[Set problem]: In the listing below, locate the lines that hold the string "насінин". Copy those lines.
------------------------------
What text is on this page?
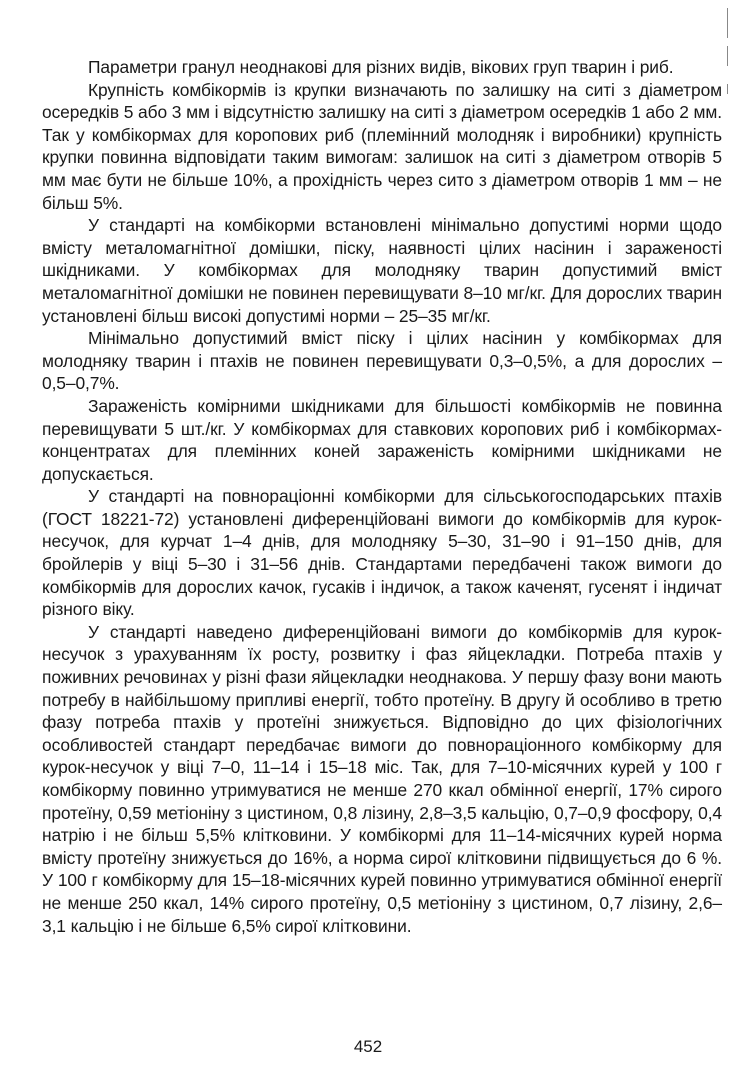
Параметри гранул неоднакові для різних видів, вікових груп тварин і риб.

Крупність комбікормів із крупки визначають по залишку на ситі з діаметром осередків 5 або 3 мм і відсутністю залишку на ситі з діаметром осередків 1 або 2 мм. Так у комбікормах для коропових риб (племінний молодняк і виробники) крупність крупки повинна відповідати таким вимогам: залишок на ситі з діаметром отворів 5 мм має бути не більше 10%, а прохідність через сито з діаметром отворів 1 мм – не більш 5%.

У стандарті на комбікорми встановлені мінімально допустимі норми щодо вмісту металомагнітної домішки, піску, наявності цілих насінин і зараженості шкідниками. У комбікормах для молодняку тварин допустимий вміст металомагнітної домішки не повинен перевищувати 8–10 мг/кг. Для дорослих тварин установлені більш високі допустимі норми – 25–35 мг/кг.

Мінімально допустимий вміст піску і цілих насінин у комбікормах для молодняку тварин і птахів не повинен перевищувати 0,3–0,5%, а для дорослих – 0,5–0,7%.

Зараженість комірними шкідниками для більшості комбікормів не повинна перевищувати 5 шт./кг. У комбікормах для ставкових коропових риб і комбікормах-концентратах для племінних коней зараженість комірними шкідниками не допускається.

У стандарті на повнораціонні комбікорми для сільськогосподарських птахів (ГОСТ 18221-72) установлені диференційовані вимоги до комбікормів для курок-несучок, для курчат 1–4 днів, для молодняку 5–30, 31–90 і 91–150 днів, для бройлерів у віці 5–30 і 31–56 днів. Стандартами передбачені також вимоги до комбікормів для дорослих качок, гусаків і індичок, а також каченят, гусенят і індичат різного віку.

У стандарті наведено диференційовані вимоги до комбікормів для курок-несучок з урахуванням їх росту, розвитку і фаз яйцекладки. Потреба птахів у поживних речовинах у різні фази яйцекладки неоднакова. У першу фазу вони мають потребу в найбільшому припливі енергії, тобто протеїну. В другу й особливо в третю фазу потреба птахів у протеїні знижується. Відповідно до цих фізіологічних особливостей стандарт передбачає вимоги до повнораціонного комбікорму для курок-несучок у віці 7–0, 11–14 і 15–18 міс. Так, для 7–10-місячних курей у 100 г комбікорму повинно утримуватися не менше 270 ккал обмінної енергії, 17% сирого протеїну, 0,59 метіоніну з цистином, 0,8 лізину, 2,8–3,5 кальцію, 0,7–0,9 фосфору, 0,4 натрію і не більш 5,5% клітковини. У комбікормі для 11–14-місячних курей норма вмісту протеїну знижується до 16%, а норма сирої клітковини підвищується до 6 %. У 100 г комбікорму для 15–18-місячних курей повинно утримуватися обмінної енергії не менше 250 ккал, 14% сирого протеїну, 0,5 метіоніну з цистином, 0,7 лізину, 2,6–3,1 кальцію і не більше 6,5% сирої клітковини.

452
------------------------------
[Finished exercise]:
У стандарті на комбікорми встановлені мінімально допустимі норми щодо вмісту металомагнітної домішки, піску, наявності цілих насінин і зараженості шкідниками. У комбікормах для молодняку тварин допустимий вміст металомагнітної домішки не повинен перевищувати 8–10 мг/кг. Для дорослих тварин установлені більш високі допустимі норми – 25–35 мг/кг.
Мінімально допустимий вміст піску і цілих насінин у комбікормах для молодняку тварин і птахів не повинен перевищувати 0,3–0,5%, а для дорослих – 0,5–0,7%.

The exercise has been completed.